## Provided records
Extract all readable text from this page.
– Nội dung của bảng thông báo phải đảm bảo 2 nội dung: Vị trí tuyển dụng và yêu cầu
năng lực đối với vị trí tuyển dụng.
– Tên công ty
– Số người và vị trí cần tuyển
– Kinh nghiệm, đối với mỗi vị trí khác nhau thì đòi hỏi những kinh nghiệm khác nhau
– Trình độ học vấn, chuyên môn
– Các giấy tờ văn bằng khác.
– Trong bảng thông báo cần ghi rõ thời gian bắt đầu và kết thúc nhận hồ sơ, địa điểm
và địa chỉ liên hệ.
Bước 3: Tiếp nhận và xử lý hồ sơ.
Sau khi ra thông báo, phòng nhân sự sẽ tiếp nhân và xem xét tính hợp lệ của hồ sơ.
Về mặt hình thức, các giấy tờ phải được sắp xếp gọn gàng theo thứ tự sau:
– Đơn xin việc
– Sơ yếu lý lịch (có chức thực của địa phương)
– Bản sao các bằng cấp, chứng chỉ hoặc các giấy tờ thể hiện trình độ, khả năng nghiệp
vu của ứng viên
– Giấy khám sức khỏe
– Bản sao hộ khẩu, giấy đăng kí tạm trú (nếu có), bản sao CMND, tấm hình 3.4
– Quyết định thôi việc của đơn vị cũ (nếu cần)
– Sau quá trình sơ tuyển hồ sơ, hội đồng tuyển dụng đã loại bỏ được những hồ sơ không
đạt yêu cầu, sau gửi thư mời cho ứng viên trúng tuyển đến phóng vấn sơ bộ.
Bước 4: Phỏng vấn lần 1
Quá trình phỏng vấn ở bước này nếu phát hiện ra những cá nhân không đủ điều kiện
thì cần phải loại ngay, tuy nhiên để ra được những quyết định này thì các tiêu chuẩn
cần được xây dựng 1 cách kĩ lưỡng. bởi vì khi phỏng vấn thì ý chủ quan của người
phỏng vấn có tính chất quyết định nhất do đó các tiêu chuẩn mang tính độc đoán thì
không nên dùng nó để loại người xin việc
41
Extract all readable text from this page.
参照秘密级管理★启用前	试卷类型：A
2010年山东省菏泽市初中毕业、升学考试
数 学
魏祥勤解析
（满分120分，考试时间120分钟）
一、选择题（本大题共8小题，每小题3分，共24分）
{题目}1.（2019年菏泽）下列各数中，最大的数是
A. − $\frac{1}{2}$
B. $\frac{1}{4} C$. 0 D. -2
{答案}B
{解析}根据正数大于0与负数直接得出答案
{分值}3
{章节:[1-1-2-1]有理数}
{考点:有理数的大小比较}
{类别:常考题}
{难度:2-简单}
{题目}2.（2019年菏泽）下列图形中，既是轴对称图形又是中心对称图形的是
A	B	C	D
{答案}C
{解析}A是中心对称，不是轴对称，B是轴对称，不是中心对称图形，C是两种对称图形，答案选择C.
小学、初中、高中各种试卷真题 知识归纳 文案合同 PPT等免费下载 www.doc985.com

## Exercise instructions
Only lines with the word "nhận" should be collected from the material.

## Right answer
– Trong bảng thông báo cần ghi rõ thời gian bắt đầu và kết thúc nhận hồ sơ, địa điểm
Bước 3: Tiếp nhận và xử lý hồ sơ.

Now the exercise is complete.